Lines that contain the string "машин" are to be copied; leave out all others.

== DATA EXTRACT ==

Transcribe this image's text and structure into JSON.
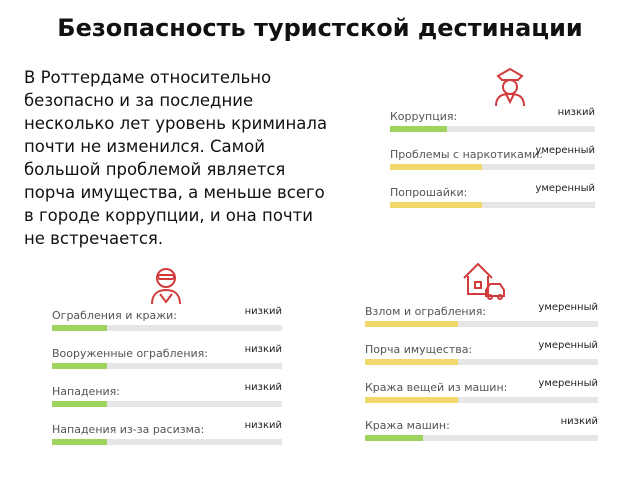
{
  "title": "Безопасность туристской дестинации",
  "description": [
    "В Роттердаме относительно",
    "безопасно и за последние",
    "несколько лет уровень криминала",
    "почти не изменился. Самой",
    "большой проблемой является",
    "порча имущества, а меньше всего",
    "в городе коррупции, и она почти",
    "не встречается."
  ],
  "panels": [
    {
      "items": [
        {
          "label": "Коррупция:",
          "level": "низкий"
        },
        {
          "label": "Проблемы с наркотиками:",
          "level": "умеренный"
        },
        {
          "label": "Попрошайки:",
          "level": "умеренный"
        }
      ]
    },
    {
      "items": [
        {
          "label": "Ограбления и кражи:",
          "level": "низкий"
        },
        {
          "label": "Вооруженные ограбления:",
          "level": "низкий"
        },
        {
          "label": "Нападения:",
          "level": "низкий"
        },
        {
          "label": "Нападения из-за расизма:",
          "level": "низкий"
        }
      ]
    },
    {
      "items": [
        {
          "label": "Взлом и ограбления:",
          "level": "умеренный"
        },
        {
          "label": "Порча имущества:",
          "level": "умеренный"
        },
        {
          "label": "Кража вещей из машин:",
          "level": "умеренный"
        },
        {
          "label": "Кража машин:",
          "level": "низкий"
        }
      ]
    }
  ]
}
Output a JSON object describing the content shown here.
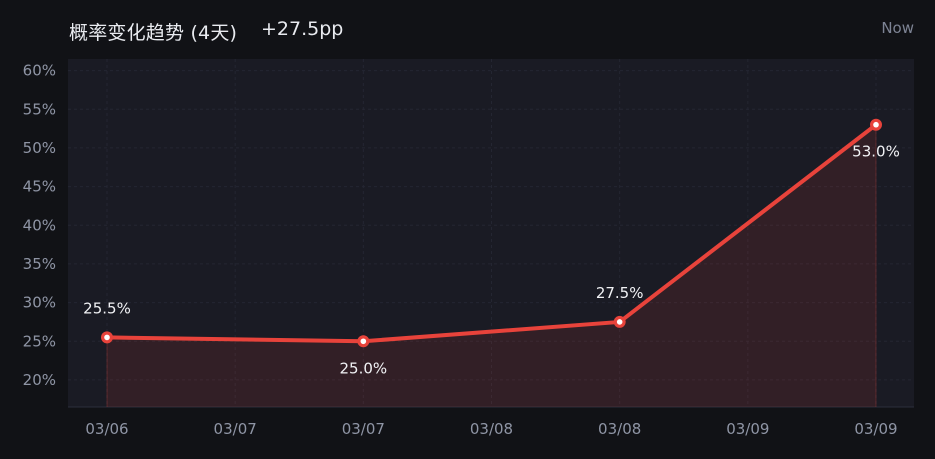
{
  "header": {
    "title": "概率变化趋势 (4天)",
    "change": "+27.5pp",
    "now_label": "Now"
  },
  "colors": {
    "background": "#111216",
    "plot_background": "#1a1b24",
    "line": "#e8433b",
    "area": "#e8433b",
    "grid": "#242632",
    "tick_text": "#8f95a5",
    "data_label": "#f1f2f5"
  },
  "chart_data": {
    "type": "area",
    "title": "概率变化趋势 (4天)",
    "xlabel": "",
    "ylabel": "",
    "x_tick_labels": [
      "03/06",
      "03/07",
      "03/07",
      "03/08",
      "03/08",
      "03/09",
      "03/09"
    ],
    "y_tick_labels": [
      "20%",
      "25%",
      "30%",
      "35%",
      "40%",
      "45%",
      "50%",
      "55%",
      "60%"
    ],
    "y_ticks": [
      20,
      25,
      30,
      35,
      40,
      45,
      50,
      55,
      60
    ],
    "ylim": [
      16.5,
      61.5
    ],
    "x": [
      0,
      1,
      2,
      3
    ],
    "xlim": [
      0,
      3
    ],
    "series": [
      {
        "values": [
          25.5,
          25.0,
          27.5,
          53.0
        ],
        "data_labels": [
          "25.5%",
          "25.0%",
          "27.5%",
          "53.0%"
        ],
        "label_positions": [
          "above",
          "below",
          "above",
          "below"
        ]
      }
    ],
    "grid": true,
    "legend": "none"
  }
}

===

RESULT OF THE TASK:
          "label": "Кража вещей из машин:",
          "label": "Кража машин:",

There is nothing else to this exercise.